Take the material below and retype it in full; pictures are left out.
--- Begin DATA SHOWN ---
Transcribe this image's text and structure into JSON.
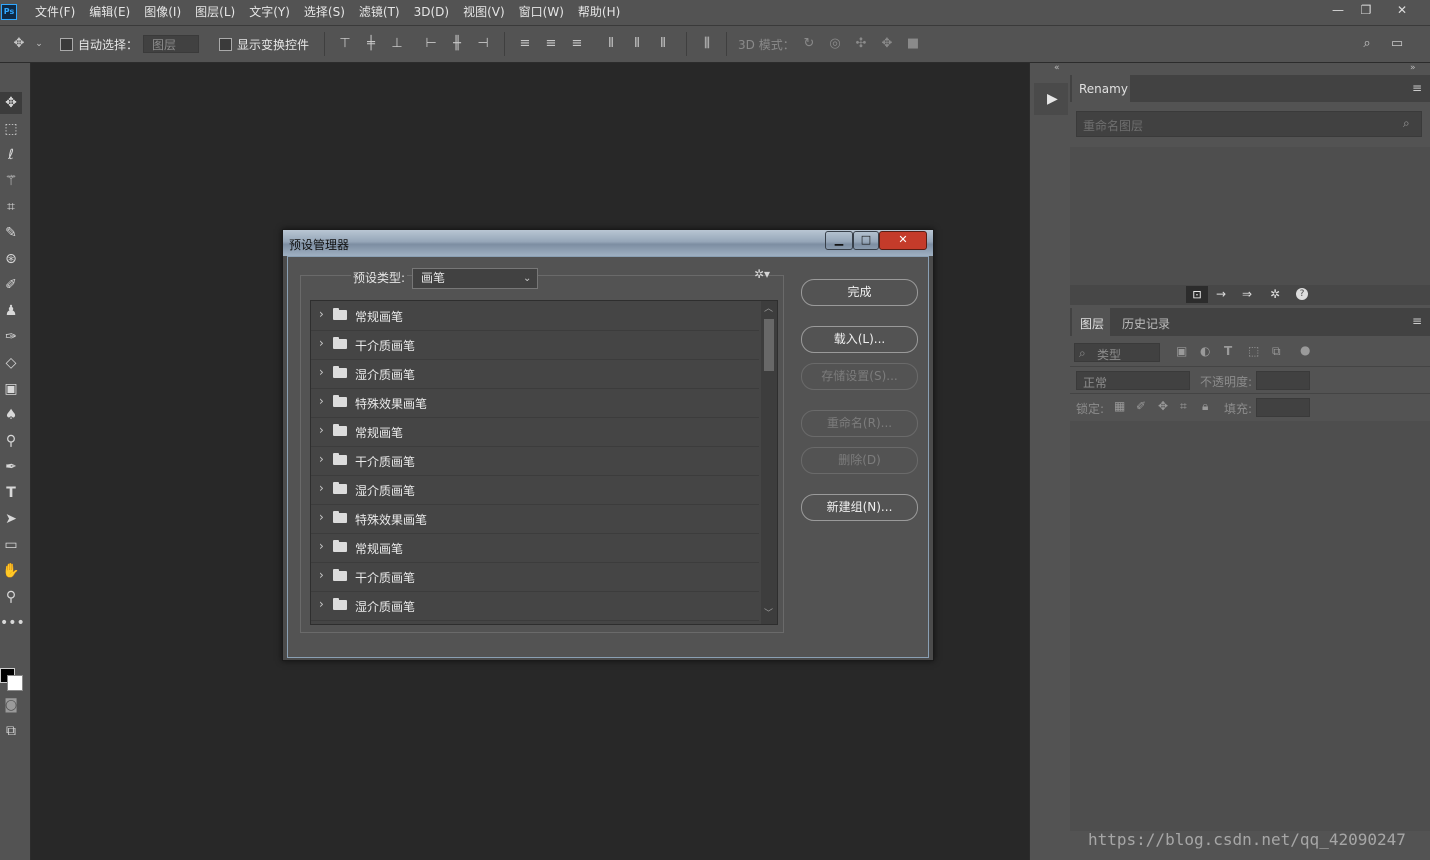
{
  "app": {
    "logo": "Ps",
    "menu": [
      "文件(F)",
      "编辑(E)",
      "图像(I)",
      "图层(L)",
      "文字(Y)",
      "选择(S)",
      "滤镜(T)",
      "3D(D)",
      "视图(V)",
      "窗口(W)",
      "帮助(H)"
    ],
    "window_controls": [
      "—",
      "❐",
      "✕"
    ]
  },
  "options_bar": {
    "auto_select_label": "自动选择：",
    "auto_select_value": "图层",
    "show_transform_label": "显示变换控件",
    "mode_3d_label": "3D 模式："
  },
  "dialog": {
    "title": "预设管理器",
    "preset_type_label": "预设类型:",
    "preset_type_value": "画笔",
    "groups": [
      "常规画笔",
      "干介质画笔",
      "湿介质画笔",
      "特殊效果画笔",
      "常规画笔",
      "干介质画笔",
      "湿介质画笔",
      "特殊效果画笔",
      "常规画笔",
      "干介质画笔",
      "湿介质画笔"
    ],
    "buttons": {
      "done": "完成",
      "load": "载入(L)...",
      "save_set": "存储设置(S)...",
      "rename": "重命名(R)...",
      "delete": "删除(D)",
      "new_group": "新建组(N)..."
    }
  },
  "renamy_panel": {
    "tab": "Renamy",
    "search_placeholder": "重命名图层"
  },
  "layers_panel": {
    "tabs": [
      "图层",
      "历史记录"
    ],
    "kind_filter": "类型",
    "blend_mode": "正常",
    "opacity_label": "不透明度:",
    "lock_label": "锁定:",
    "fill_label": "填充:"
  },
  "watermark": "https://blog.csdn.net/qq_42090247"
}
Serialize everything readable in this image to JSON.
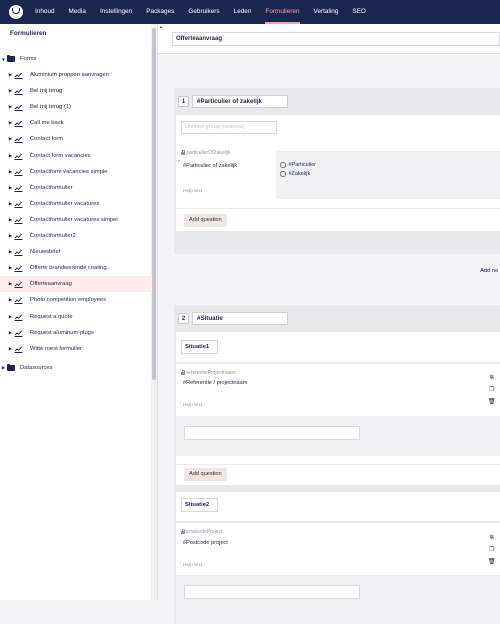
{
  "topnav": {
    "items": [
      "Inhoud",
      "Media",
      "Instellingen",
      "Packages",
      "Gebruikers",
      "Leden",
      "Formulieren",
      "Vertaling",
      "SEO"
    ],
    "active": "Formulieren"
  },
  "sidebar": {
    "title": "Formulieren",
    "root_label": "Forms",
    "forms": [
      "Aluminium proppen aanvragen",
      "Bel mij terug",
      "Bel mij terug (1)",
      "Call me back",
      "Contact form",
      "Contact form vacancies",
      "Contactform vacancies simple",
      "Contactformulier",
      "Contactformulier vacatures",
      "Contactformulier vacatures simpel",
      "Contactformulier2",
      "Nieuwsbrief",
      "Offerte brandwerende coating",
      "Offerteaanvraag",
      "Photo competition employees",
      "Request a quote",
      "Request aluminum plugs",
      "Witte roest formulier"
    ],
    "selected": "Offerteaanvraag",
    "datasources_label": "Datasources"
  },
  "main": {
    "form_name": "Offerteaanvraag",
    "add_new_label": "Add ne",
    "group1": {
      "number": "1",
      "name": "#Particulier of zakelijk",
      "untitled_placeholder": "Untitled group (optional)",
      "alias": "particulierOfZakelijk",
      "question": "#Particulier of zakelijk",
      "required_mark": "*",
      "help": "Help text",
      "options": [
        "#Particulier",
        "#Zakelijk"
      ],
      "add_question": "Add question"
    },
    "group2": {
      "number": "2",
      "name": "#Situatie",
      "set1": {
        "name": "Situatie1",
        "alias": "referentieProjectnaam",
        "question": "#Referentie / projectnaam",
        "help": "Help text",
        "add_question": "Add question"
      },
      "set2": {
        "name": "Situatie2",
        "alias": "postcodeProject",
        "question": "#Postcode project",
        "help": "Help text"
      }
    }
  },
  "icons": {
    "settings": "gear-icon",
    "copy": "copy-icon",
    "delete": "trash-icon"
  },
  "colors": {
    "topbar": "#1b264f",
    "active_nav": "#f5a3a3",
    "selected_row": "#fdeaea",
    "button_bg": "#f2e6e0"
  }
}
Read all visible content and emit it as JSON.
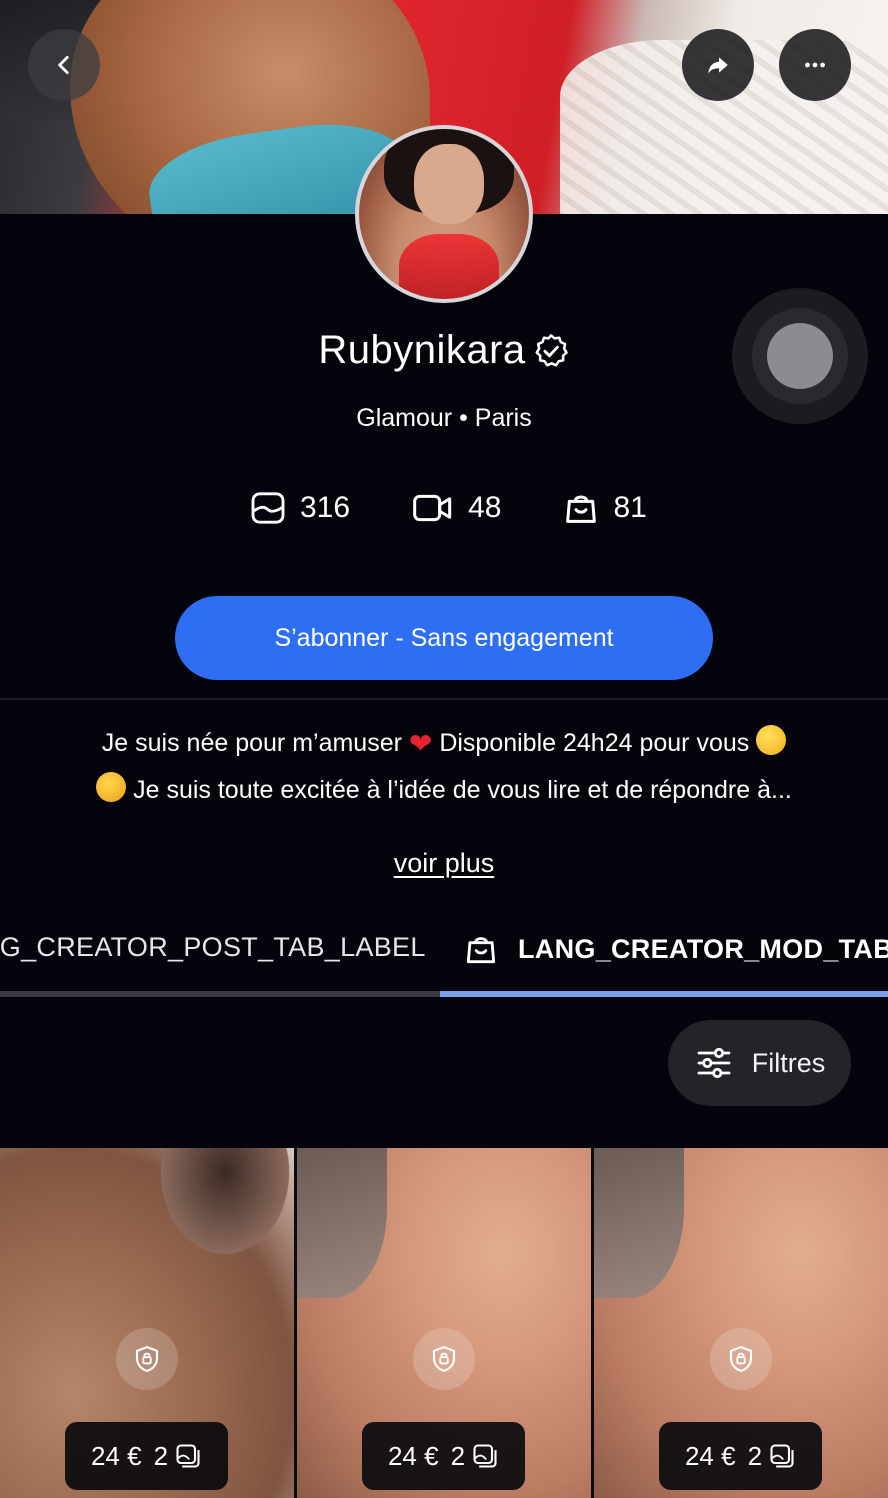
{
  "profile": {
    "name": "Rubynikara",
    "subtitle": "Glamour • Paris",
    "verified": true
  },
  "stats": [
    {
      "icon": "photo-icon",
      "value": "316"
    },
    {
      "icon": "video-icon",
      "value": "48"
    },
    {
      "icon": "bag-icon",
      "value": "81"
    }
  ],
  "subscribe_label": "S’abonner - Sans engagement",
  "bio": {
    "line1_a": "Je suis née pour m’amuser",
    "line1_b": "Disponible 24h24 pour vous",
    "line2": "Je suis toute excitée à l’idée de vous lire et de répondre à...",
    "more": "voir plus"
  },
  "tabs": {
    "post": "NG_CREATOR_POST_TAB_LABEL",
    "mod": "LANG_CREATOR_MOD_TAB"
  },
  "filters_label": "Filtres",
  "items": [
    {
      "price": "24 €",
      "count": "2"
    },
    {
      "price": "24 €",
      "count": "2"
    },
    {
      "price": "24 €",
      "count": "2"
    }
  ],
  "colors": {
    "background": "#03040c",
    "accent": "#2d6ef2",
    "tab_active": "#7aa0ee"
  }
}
--- End DATA SHOWN ---
- [IN RESPONSE]:
Transcribe this image's text and structure into JSON.
{
  "app": {
    "logo": "Ps",
    "menu": [
      "文件(F)",
      "编辑(E)",
      "图像(I)",
      "图层(L)",
      "文字(Y)",
      "选择(S)",
      "滤镜(T)",
      "3D(D)",
      "视图(V)",
      "窗口(W)",
      "帮助(H)"
    ],
    "window_controls": [
      "—",
      "❐",
      "✕"
    ]
  },
  "options_bar": {
    "auto_select_label": "自动选择：",
    "auto_select_value": "图层",
    "show_transform_label": "显示变换控件",
    "mode_3d_label": "3D 模式："
  },
  "dialog": {
    "title": "预设管理器",
    "preset_type_label": "预设类型:",
    "preset_type_value": "画笔",
    "groups": [
      "常规画笔",
      "干介质画笔",
      "湿介质画笔",
      "特殊效果画笔",
      "常规画笔",
      "干介质画笔",
      "湿介质画笔",
      "特殊效果画笔",
      "常规画笔",
      "干介质画笔",
      "湿介质画笔"
    ],
    "buttons": {
      "done": "完成",
      "load": "载入(L)...",
      "save_set": "存储设置(S)...",
      "rename": "重命名(R)...",
      "delete": "删除(D)",
      "new_group": "新建组(N)..."
    }
  },
  "renamy_panel": {
    "tab": "Renamy",
    "search_placeholder": "重命名图层"
  },
  "layers_panel": {
    "tabs": [
      "图层",
      "历史记录"
    ],
    "kind_filter": "类型",
    "blend_mode": "正常",
    "opacity_label": "不透明度:",
    "lock_label": "锁定:",
    "fill_label": "填充:"
  },
  "watermark": "https://blog.csdn.net/qq_42090247"
}
Serialize everything readable in this image to JSON.
{
  "topnav": {
    "items": [
      "Inhoud",
      "Media",
      "Instellingen",
      "Packages",
      "Gebruikers",
      "Leden",
      "Formulieren",
      "Vertaling",
      "SEO"
    ],
    "active": "Formulieren"
  },
  "sidebar": {
    "title": "Formulieren",
    "root_label": "Forms",
    "forms": [
      "Aluminium proppen aanvragen",
      "Bel mij terug",
      "Bel mij terug (1)",
      "Call me back",
      "Contact form",
      "Contact form vacancies",
      "Contactform vacancies simple",
      "Contactformulier",
      "Contactformulier vacatures",
      "Contactformulier vacatures simpel",
      "Contactformulier2",
      "Nieuwsbrief",
      "Offerte brandwerende coating",
      "Offerteaanvraag",
      "Photo competition employees",
      "Request a quote",
      "Request aluminum plugs",
      "Witte roest formulier"
    ],
    "selected": "Offerteaanvraag",
    "datasources_label": "Datasources"
  },
  "main": {
    "form_name": "Offerteaanvraag",
    "add_new_label": "Add ne",
    "group1": {
      "number": "1",
      "name": "#Particulier of zakelijk",
      "untitled_placeholder": "Untitled group (optional)",
      "alias": "particulierOfZakelijk",
      "question": "#Particulier of zakelijk",
      "required_mark": "*",
      "help": "Help text",
      "options": [
        "#Particulier",
        "#Zakelijk"
      ],
      "add_question": "Add question"
    },
    "group2": {
      "number": "2",
      "name": "#Situatie",
      "set1": {
        "name": "Situatie1",
        "alias": "referentieProjectnaam",
        "question": "#Referentie / projectnaam",
        "help": "Help text",
        "add_question": "Add question"
      },
      "set2": {
        "name": "Situatie2",
        "alias": "postcodeProject",
        "question": "#Postcode project",
        "help": "Help text"
      }
    }
  },
  "icons": {
    "settings": "gear-icon",
    "copy": "copy-icon",
    "delete": "trash-icon"
  },
  "colors": {
    "topbar": "#1b264f",
    "active_nav": "#f5a3a3",
    "selected_row": "#fdeaea",
    "button_bg": "#f2e6e0"
  }
}
Read all visible content and emit it as JSON.
{
  "profile": {
    "name": "Rubynikara",
    "subtitle": "Glamour • Paris",
    "verified": true
  },
  "stats": [
    {
      "icon": "photo-icon",
      "value": "316"
    },
    {
      "icon": "video-icon",
      "value": "48"
    },
    {
      "icon": "bag-icon",
      "value": "81"
    }
  ],
  "subscribe_label": "S’abonner - Sans engagement",
  "bio": {
    "line1_a": "Je suis née pour m’amuser",
    "line1_b": "Disponible 24h24 pour vous",
    "line2": "Je suis toute excitée à l’idée de vous lire et de répondre à...",
    "more": "voir plus"
  },
  "tabs": {
    "post": "NG_CREATOR_POST_TAB_LABEL",
    "mod": "LANG_CREATOR_MOD_TAB"
  },
  "filters_label": "Filtres",
  "items": [
    {
      "price": "24 €",
      "count": "2"
    },
    {
      "price": "24 €",
      "count": "2"
    },
    {
      "price": "24 €",
      "count": "2"
    }
  ],
  "colors": {
    "background": "#03040c",
    "accent": "#2d6ef2",
    "tab_active": "#7aa0ee"
  }
}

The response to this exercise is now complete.